(Dataset items)
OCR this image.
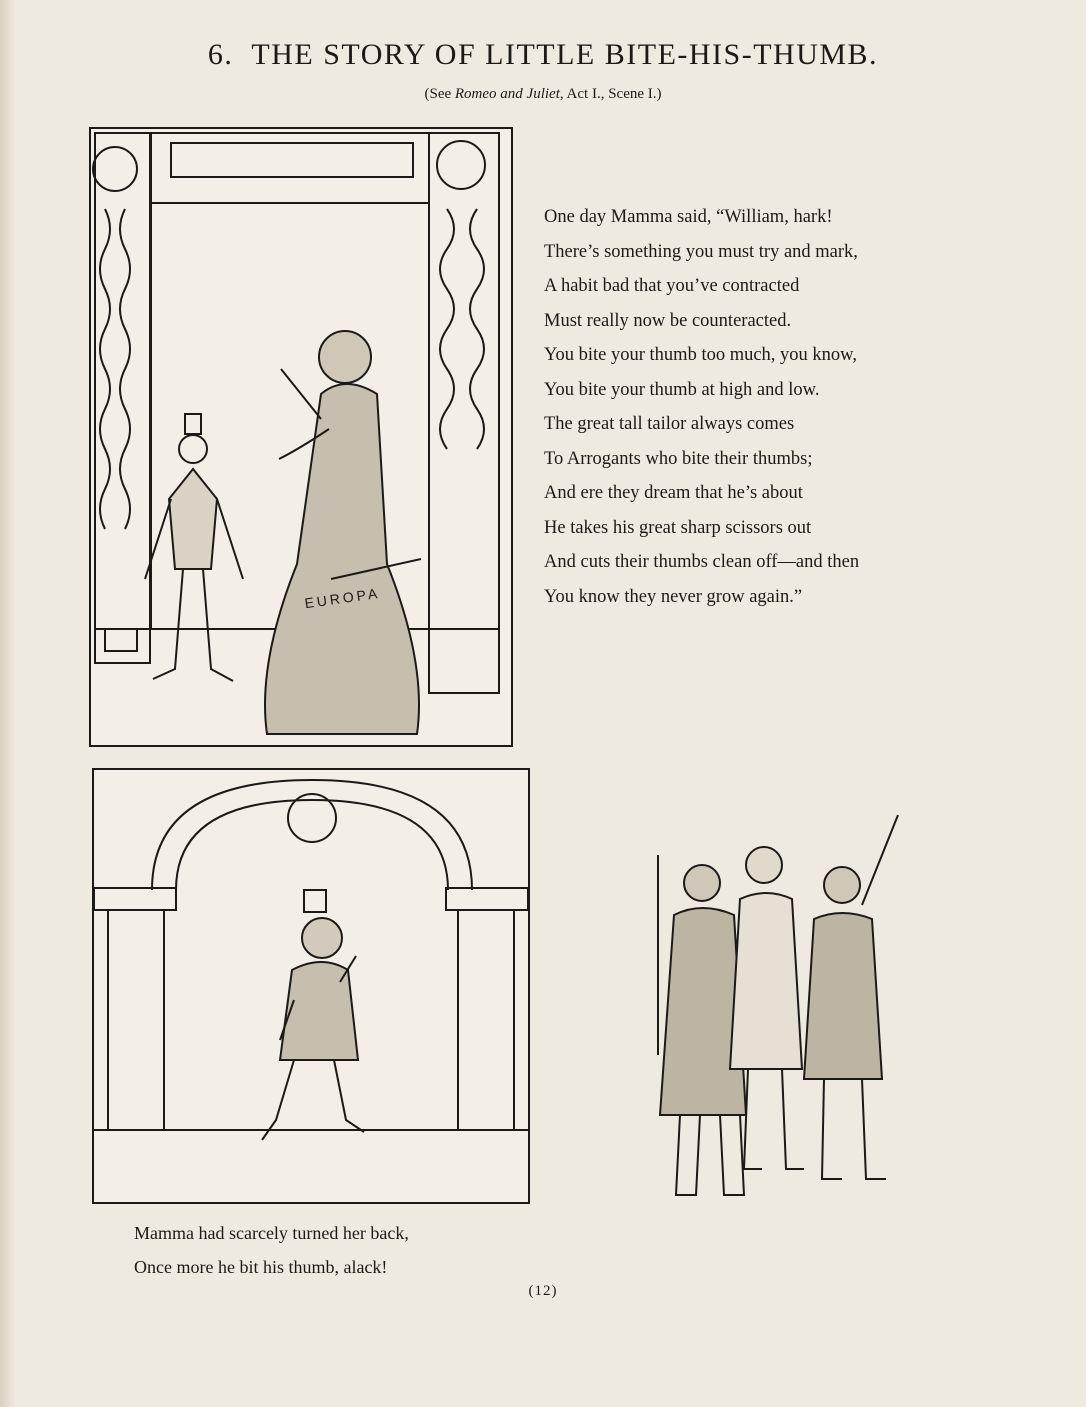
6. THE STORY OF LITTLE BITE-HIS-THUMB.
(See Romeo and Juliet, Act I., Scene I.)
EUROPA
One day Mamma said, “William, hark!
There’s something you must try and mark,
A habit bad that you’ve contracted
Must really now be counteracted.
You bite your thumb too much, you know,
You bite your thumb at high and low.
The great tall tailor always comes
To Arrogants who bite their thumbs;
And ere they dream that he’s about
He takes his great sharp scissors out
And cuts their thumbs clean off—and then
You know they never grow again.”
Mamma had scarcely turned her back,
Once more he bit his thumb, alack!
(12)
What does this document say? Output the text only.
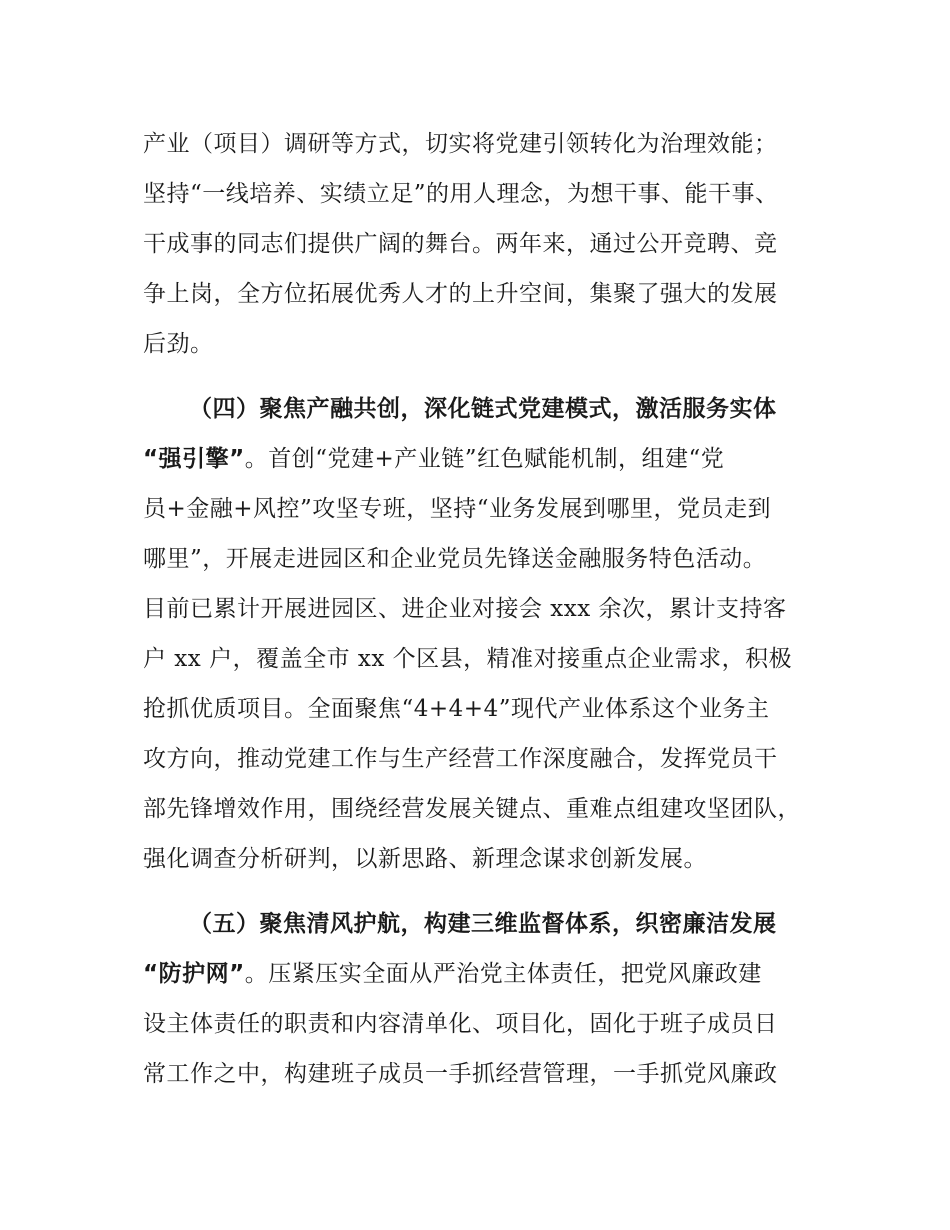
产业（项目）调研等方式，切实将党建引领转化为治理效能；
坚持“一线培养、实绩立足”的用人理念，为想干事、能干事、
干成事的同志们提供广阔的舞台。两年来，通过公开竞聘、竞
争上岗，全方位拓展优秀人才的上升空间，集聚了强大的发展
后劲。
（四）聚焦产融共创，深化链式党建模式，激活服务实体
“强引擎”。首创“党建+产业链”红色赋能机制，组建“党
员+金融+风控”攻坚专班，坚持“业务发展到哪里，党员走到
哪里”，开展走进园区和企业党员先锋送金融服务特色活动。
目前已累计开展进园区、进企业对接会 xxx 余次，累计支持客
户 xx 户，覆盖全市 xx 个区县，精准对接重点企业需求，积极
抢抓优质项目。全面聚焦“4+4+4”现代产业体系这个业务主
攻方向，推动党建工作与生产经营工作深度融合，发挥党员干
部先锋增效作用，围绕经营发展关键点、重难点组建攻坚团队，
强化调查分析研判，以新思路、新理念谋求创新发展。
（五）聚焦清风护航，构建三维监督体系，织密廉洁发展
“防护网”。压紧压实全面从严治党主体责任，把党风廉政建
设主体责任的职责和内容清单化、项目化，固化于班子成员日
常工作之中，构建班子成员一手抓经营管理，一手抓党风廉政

### YOUR OBJECTIVE
Restate the data above word for word. Skip every picture.

### RESPONSE
OCR this image.
6. THE STORY OF LITTLE BITE-HIS-THUMB.
(See Romeo and Juliet, Act I., Scene I.)
EUROPA
One day Mamma said, “William, hark!
There’s something you must try and mark,
A habit bad that you’ve contracted
Must really now be counteracted.
You bite your thumb too much, you know,
You bite your thumb at high and low.
The great tall tailor always comes
To Arrogants who bite their thumbs;
And ere they dream that he’s about
He takes his great sharp scissors out
And cuts their thumbs clean off—and then
You know they never grow again.”
Mamma had scarcely turned her back,
Once more he bit his thumb, alack!
(12)
What does this document say? Output the text only.
产业（项目）调研等方式，切实将党建引领转化为治理效能；
坚持“一线培养、实绩立足”的用人理念，为想干事、能干事、
干成事的同志们提供广阔的舞台。两年来，通过公开竞聘、竞
争上岗，全方位拓展优秀人才的上升空间，集聚了强大的发展
后劲。
（四）聚焦产融共创，深化链式党建模式，激活服务实体
“强引擎”。首创“党建+产业链”红色赋能机制，组建“党
员+金融+风控”攻坚专班，坚持“业务发展到哪里，党员走到
哪里”，开展走进园区和企业党员先锋送金融服务特色活动。
目前已累计开展进园区、进企业对接会 xxx 余次，累计支持客
户 xx 户，覆盖全市 xx 个区县，精准对接重点企业需求，积极
抢抓优质项目。全面聚焦“4+4+4”现代产业体系这个业务主
攻方向，推动党建工作与生产经营工作深度融合，发挥党员干
部先锋增效作用，围绕经营发展关键点、重难点组建攻坚团队，
强化调查分析研判，以新思路、新理念谋求创新发展。
（五）聚焦清风护航，构建三维监督体系，织密廉洁发展
“防护网”。压紧压实全面从严治党主体责任，把党风廉政建
设主体责任的职责和内容清单化、项目化，固化于班子成员日
常工作之中，构建班子成员一手抓经营管理，一手抓党风廉政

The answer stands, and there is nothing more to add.